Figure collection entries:
━━━

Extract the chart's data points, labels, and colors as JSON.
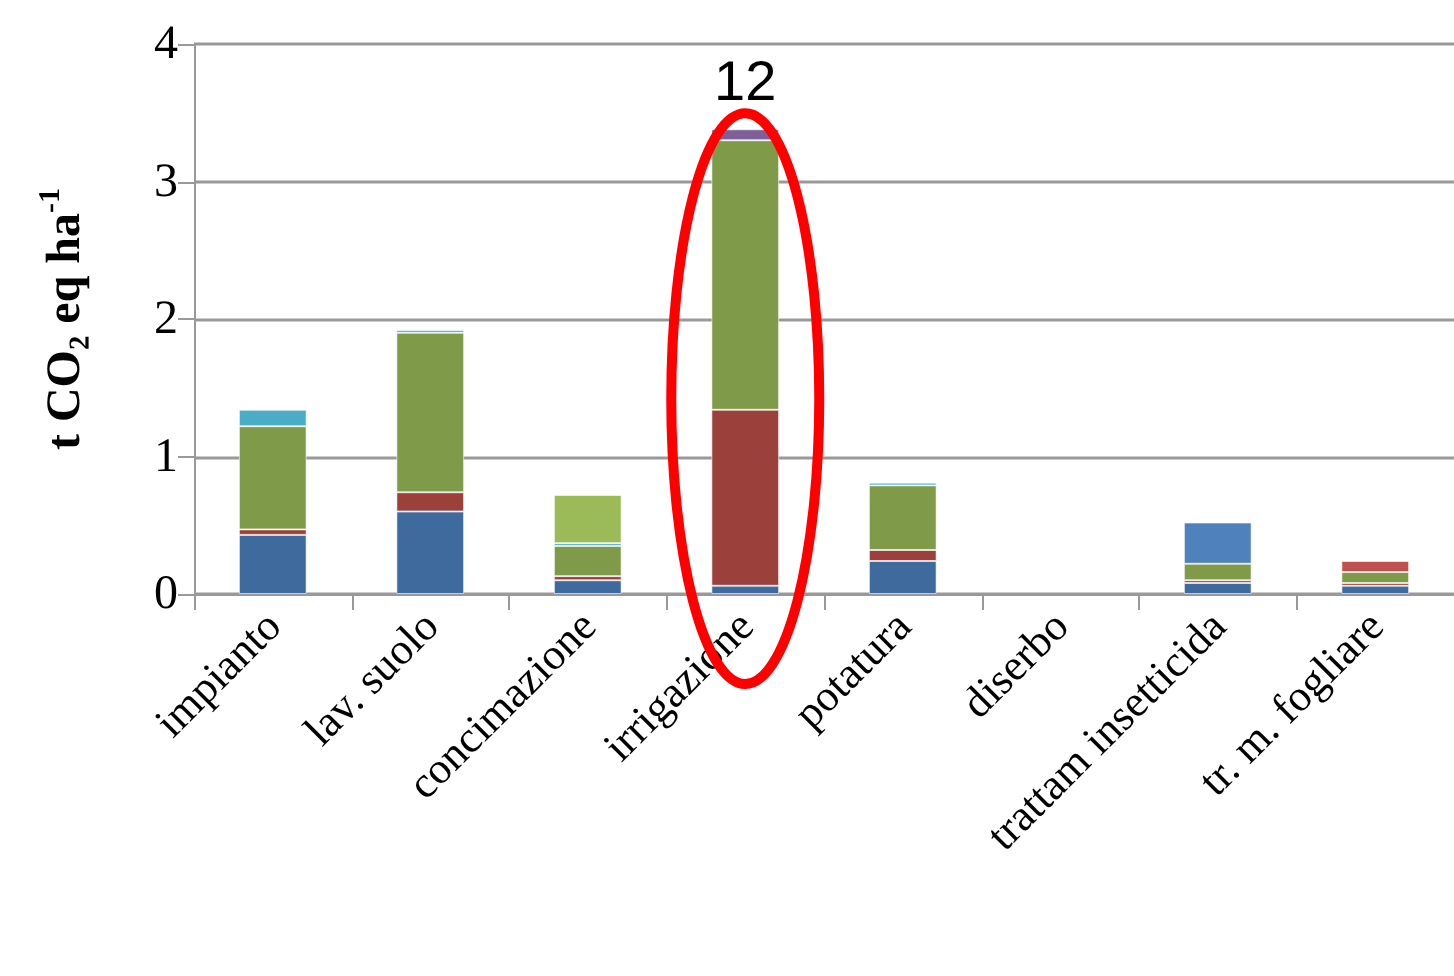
{
  "chart_data": {
    "type": "bar",
    "stacked": true,
    "ylabel": "t CO₂ eq ha$^{-1}$",
    "categories": [
      "impianto",
      "lav. suolo",
      "concimazione",
      "irrigazione",
      "potatura",
      "diserbo",
      "trattam insetticida",
      "tr. m. fogliare"
    ],
    "series": [
      {
        "color": "#3f6a9e",
        "values": [
          0.43,
          0.6,
          0.1,
          0.06,
          0.24,
          null,
          0.08,
          0.06
        ]
      },
      {
        "color": "#9c403c",
        "values": [
          0.04,
          0.14,
          0.03,
          1.28,
          0.08,
          null,
          0.02,
          0.02
        ]
      },
      {
        "color": "#7f9a48",
        "values": [
          0.75,
          1.16,
          0.22,
          1.96,
          0.47,
          null,
          0.12,
          0.08
        ]
      },
      {
        "color": "#7f5f9a",
        "values": [
          null,
          null,
          null,
          0.08,
          null,
          null,
          null,
          null
        ]
      },
      {
        "color": "#4bacc6",
        "values": [
          0.12,
          0.02,
          0.02,
          null,
          0.02,
          null,
          null,
          null
        ]
      },
      {
        "color": "#9bbb59",
        "values": [
          null,
          null,
          0.35,
          null,
          null,
          null,
          null,
          null
        ]
      },
      {
        "color": "#4f81bd",
        "values": [
          null,
          null,
          null,
          null,
          null,
          null,
          0.3,
          null
        ]
      },
      {
        "color": "#c0504d",
        "values": [
          null,
          null,
          null,
          null,
          null,
          null,
          null,
          0.08
        ]
      }
    ],
    "ylim": [
      0,
      4
    ],
    "yticks": [
      0,
      1,
      2,
      3,
      4
    ],
    "grid": "y",
    "legend": false,
    "annotations": [
      "12"
    ]
  }
}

━━━

__STATED GOAL__: Set each line of the records down exactly, leaving every picture out.

__COMPLETE ANSWER__:
Extract the chart's data points, labels, and colors as JSON.
{
  "chart_data": {
    "type": "bar",
    "stacked": true,
    "ylabel": "t CO₂ eq ha$^{-1}$",
    "categories": [
      "impianto",
      "lav. suolo",
      "concimazione",
      "irrigazione",
      "potatura",
      "diserbo",
      "trattam insetticida",
      "tr. m. fogliare"
    ],
    "series": [
      {
        "color": "#3f6a9e",
        "values": [
          0.43,
          0.6,
          0.1,
          0.06,
          0.24,
          null,
          0.08,
          0.06
        ]
      },
      {
        "color": "#9c403c",
        "values": [
          0.04,
          0.14,
          0.03,
          1.28,
          0.08,
          null,
          0.02,
          0.02
        ]
      },
      {
        "color": "#7f9a48",
        "values": [
          0.75,
          1.16,
          0.22,
          1.96,
          0.47,
          null,
          0.12,
          0.08
        ]
      },
      {
        "color": "#7f5f9a",
        "values": [
          null,
          null,
          null,
          0.08,
          null,
          null,
          null,
          null
        ]
      },
      {
        "color": "#4bacc6",
        "values": [
          0.12,
          0.02,
          0.02,
          null,
          0.02,
          null,
          null,
          null
        ]
      },
      {
        "color": "#9bbb59",
        "values": [
          null,
          null,
          0.35,
          null,
          null,
          null,
          null,
          null
        ]
      },
      {
        "color": "#4f81bd",
        "values": [
          null,
          null,
          null,
          null,
          null,
          null,
          0.3,
          null
        ]
      },
      {
        "color": "#c0504d",
        "values": [
          null,
          null,
          null,
          null,
          null,
          null,
          null,
          0.08
        ]
      }
    ],
    "ylim": [
      0,
      4
    ],
    "yticks": [
      0,
      1,
      2,
      3,
      4
    ],
    "grid": "y",
    "legend": false,
    "annotations": [
      "12"
    ]
  }
}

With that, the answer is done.